··· SELECTION ···

At the same time, many of the biggest U.S. companies have gone further, effectively establishing a tech boycott of the nation. The idea, encouraged by Ukrainian leaders, is that depriving Russians of access to tech and digital platforms will spur popular protest and undermine Putin’s military campaign.

But no one has attempted modern technological isolation on this scale before, and it’s hard to say how Russia’s 145 million people will ultimately respond. Cutting Russians adrift from online services may undermine pro-democracy activists seeking to organize antiwar protests. And, perhaps most crucially, it threatens to drive Russia closer to America’s rivals, most notably China.

“It’s hard to think of a historic parallel,” said Peter Singer, a U.S. military strategist and author whose technothrillers have depicted combat in the absence of communication and the weaponization of social media.

Read more: How the Ukraine war has reverberated through factories

Singer notes that the U.S. has always attempted to control an enemy’s supply chain. That includes Washington’s efforts to cut off Japanese access to raw resources such as oil, rubber and tin following that country’s 1937 invasion of China.

“What’s different today in the digital era is you’re reaching into the components — the chips and other pieces of it,” he said.

Restricting online services brings a dilemma. It further carves up the internet and threatens to make censorship and disinformation worse.

A senior Biden administration official acknowledged the experimental nature of the tech broadside. No one knows how the export-control move will “play out in terms of the details,” the official told Bloomberg News. But the economic separation espoused by both the U.S. government and tech companies feels like “exactly what is needed,” the official said.

··· DATASET CONTENT ···

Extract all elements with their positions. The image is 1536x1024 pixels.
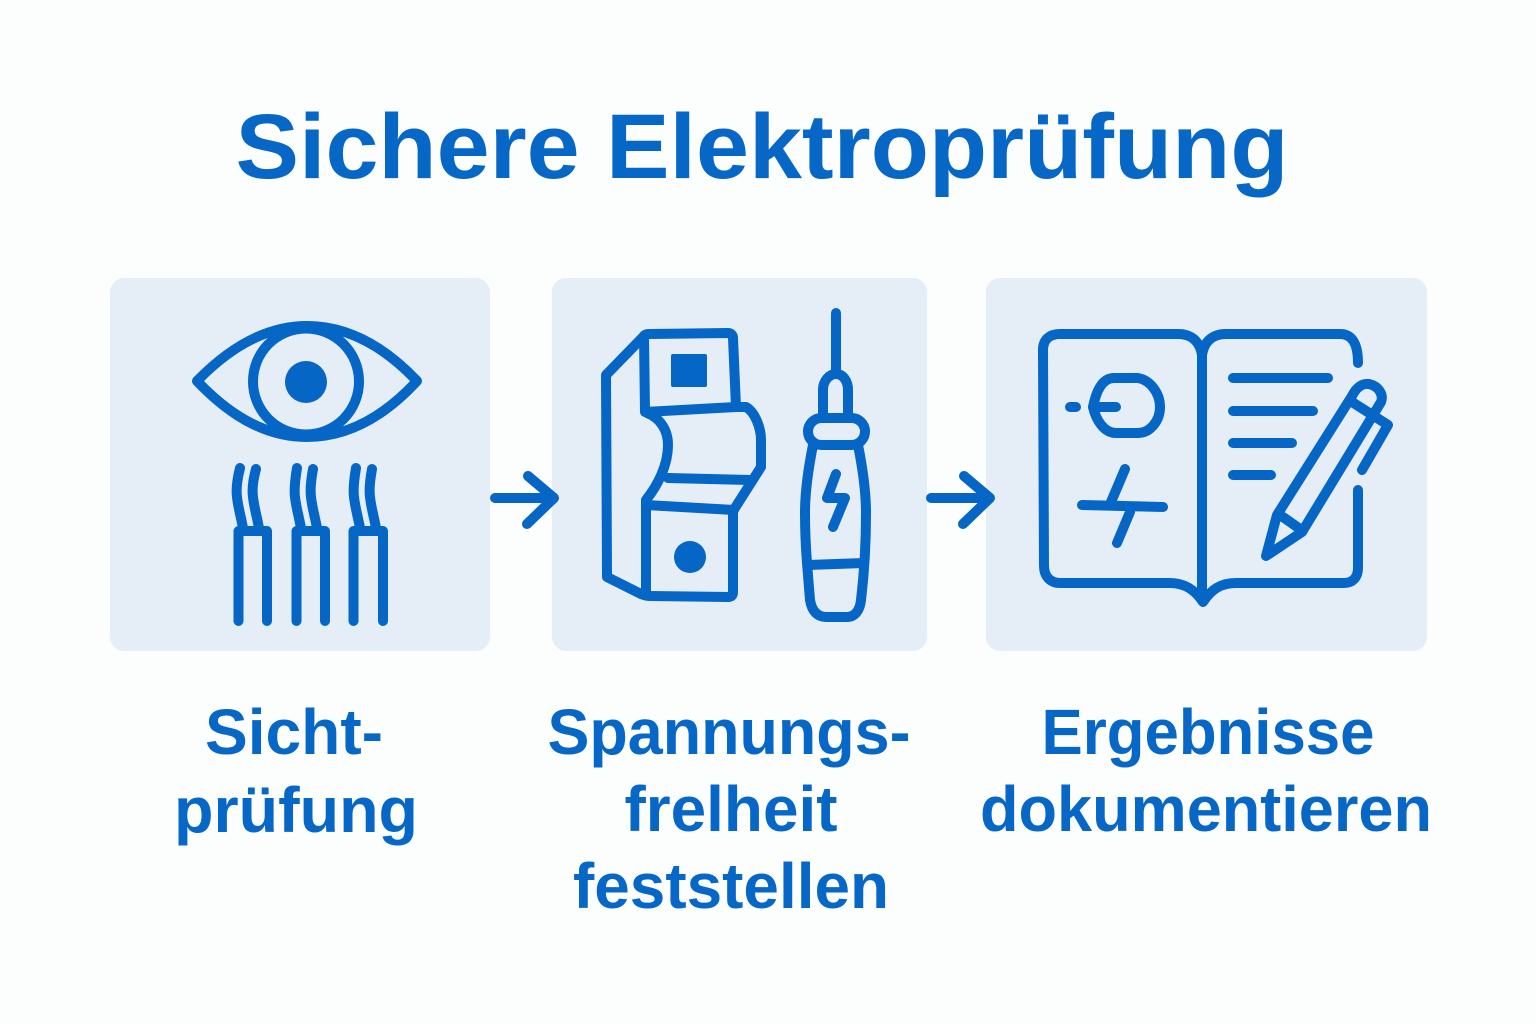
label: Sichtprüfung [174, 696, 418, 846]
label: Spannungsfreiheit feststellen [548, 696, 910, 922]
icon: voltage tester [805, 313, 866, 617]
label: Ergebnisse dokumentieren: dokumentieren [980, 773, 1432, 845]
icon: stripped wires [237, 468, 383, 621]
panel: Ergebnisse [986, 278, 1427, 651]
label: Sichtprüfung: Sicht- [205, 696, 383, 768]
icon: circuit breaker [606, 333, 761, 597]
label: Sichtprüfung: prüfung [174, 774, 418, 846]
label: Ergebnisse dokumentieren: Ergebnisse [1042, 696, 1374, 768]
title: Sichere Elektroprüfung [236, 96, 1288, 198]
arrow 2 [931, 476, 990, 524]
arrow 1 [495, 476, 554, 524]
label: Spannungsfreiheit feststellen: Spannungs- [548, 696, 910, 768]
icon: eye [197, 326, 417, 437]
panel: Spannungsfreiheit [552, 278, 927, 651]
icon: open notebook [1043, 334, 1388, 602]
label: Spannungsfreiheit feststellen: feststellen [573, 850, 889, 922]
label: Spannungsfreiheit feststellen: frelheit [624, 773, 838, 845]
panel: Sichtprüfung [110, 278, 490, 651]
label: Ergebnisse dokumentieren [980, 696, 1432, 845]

···

**STATED TASK 1**
Following the article on Russia's tech isolation and the data, state whether each statement agrees with the article: (a) Ukrainian leaders encouraged the idea of a tech boycott of Russia; (b) Japan invaded China in 1941; (c) a senior Biden administration official described the tech measures as experimental. Answer each with yes or no and quote the deciding words of the article.
**STATED TASK 2**
From the article on Russia's tech isolation, extract the passage from "Restricting online services" to "the official said.".

**EXERCISE RESPONSE 1**
(a) Yes: "The idea, encouraged by Ukrainian leaders"
(b) No: "following that country’s 1937 invasion of China"
(c) Yes: "acknowledged the experimental nature of the tech broadside"

**EXERCISE RESPONSE 2**
Restricting online services brings a dilemma. It further carves up the internet and threatens to make censorship and disinformation worse.

A senior Biden administration official acknowledged the experimental nature of the tech broadside. No one knows how the export-control move will “play out in terms of the details,” the official told Bloomberg News. But the economic separation espoused by both the U.S. government and tech companies feels like “exactly what is needed,” the official said.